Figure contents as structured data:

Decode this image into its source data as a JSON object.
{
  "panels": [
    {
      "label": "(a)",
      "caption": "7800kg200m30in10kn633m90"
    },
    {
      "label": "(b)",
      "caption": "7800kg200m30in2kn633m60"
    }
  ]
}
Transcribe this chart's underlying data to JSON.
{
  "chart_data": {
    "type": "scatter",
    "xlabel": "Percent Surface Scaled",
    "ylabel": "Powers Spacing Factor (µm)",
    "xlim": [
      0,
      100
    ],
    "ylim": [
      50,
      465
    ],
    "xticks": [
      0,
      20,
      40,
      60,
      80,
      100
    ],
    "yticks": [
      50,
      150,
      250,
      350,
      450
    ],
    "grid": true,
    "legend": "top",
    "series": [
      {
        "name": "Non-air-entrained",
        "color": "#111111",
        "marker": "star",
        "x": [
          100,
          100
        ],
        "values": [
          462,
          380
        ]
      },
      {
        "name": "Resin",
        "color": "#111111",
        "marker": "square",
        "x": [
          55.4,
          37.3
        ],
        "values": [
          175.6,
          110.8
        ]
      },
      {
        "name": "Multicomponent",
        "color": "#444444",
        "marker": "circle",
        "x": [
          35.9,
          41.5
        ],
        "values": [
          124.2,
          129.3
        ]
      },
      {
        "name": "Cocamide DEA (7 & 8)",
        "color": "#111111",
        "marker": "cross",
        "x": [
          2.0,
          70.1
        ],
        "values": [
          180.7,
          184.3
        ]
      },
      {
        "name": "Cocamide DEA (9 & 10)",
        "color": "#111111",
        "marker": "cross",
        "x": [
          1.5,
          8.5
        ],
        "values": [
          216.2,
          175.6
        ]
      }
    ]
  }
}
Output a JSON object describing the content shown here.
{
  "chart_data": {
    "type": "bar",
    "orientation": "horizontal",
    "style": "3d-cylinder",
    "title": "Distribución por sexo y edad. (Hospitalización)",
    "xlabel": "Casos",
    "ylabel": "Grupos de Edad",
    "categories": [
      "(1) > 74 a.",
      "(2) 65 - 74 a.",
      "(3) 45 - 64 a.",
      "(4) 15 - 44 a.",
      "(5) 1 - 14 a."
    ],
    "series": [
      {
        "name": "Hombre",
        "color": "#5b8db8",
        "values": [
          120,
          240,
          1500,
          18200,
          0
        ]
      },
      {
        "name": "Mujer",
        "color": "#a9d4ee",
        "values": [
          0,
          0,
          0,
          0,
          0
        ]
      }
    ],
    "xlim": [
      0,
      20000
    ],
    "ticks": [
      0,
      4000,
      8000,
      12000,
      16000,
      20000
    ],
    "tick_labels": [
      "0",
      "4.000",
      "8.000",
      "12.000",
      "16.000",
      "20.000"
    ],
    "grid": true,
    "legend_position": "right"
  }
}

Short task
Locate each line with the word "Cocamide" and copy it.

Solution for this problem
        "name": "Cocamide DEA (7 & 8)",
        "name": "Cocamide DEA (9 & 10)",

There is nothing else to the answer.